** Do this **
Print the passage of the forum thread below about Big Helga Oktoberfest Lager verbatim, starting at "I picked up" and ending at "to tweak it.".

# Matilda Bay - Big Helga Oktoberfest Lager



## pk.sax (14/9/10)

Tastes rather good and authentic 

I picked up a six pack at liquorland. An interesting aside: the bottles of Matilda bay are a little 20-30 grams heavier than Gage road IPA bottles. I'm not complaining


----------



## HoppingMad (14/9/10)

Big Helga Thread of old

Plenty of mixed thoughts on this one. Personally I enjoyed this beer, but the purist in me says that with American Style hoppy taste it ain't no Octoberfest Beer. 

Hopefully the brewers have got some hopping consistent with the style now they've had time to tweak it.

Hopper.


----------



## Andyd (14/9/10)

HoppingMad said:


> Big Helga Thread of old
> 
> Plenty of mixed thoughts on this one. Personally I enjoyed this beer, but the purist in me says that with American Style hoppy taste it ain't no Octoberfest Beer.
> 
> ...



I have to agree on the original released last year - I'd be happy drinking it, but it's not really "authentic". Will have to grab a 6 pack of the latest batch and see if it's been tweaked (talking to Scott last year about it, this seems unlikely as they were gunning for a relatively hoppy result).

Andy


----------



## pk.sax (14/9/10)

Hmnnn. Funnily, I didn't pick up any strong hop. Maybe my hopalate has been polluted drinking too much IPA!

Did definitely come through as Malty though. Reminded me why I started drinking beer again in Germany after I'd pretty much quit over an u fortunate can of VB back in melbourne a year earlier. Less bitterness, more flavour. I'll have to drink another unhurried one and savour it slowly


----------



## Lord Raja Goomba I (14/9/10)

** Supplied records **
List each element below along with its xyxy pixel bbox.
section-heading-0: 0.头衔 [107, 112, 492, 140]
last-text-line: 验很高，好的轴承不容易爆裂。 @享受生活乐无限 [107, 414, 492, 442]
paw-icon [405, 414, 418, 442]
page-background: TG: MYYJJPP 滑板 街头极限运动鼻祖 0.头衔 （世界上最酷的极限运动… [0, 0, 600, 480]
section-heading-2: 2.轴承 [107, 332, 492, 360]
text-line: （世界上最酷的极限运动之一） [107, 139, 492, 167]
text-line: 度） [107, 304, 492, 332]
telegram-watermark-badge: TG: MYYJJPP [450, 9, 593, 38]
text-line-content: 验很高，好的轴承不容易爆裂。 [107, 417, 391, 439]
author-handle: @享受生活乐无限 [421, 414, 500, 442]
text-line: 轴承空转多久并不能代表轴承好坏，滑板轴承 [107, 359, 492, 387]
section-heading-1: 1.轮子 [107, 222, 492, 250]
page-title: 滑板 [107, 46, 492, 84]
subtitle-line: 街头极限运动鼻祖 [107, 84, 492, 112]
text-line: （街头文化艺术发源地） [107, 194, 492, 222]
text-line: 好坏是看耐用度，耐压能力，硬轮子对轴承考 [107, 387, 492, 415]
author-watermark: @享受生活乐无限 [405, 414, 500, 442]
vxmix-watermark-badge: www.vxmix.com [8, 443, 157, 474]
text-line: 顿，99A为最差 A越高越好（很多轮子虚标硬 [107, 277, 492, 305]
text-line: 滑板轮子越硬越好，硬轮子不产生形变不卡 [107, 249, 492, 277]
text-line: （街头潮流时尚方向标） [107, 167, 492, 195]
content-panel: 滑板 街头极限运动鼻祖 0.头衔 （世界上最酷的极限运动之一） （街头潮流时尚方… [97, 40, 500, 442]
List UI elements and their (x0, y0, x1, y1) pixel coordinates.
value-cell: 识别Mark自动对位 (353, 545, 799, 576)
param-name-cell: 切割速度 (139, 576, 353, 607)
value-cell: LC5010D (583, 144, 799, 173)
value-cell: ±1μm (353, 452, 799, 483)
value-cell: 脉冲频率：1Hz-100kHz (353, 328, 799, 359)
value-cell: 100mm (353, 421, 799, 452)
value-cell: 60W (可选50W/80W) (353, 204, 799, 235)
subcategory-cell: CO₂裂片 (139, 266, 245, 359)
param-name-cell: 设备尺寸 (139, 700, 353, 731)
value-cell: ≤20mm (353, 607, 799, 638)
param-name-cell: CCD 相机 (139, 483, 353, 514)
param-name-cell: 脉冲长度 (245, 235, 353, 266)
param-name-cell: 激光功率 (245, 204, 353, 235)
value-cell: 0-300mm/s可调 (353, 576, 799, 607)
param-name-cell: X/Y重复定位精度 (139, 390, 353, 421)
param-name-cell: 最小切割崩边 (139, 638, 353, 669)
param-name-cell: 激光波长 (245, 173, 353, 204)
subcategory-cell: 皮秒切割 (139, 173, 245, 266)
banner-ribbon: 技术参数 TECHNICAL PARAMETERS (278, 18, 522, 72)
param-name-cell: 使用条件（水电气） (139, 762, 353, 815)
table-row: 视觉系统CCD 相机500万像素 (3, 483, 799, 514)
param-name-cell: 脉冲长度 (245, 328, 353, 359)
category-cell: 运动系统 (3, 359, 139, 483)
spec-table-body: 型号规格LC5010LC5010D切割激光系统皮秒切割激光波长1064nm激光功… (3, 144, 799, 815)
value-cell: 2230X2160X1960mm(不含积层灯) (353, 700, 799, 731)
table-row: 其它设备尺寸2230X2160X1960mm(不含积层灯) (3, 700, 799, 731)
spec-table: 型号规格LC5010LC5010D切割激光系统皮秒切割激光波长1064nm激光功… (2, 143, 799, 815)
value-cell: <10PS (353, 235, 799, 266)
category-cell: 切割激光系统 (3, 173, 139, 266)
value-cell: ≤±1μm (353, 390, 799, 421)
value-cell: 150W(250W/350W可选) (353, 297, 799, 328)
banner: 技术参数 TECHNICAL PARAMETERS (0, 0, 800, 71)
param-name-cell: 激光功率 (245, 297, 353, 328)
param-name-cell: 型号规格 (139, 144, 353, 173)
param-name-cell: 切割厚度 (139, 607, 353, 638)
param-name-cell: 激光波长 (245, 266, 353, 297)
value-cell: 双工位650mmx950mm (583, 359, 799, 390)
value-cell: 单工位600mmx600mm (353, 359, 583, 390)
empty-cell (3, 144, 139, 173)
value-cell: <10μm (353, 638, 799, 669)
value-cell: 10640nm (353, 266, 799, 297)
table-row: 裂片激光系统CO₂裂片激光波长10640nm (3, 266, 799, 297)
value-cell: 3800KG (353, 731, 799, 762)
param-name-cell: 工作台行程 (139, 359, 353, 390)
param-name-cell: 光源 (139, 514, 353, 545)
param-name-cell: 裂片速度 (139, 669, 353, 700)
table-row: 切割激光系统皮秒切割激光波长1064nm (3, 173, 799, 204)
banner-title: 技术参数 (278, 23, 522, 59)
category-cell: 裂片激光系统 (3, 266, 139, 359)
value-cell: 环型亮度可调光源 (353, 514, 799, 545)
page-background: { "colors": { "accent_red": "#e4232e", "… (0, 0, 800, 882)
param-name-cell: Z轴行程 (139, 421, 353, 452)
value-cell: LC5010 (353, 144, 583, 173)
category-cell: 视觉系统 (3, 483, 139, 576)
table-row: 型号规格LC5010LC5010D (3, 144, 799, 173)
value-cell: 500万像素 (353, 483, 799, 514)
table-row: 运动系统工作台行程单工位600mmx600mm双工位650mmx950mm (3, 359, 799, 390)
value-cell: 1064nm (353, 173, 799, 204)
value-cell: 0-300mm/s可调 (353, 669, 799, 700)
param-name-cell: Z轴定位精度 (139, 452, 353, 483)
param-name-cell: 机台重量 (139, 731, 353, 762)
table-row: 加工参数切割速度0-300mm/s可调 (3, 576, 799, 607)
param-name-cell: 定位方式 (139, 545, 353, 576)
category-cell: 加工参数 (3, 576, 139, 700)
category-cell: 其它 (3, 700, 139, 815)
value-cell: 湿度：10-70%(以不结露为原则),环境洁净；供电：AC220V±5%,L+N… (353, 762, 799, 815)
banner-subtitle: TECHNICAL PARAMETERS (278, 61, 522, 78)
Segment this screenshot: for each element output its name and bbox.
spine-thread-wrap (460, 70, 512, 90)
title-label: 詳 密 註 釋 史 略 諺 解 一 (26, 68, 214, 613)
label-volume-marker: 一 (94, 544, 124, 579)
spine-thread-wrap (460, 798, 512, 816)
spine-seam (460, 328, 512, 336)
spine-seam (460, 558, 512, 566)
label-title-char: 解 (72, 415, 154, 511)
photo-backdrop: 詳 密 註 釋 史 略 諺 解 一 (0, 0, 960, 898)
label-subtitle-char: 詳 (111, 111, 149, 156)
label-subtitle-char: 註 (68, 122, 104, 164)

** Answer for the task **
I picked up a six pack at liquorland. An interesting aside: the bottles of Matilda bay are a little 20-30 grams heavier than Gage road IPA bottles. I'm not complaining


----------



## HoppingMad (14/9/10)

Big Helga Thread of old

Plenty of mixed thoughts on this one. Personally I enjoyed this beer, but the purist in me says that with American Style hoppy taste it ain't no Octoberfest Beer. 

Hopefully the brewers have got some hopping consistent with the style now they've had time to tweak it.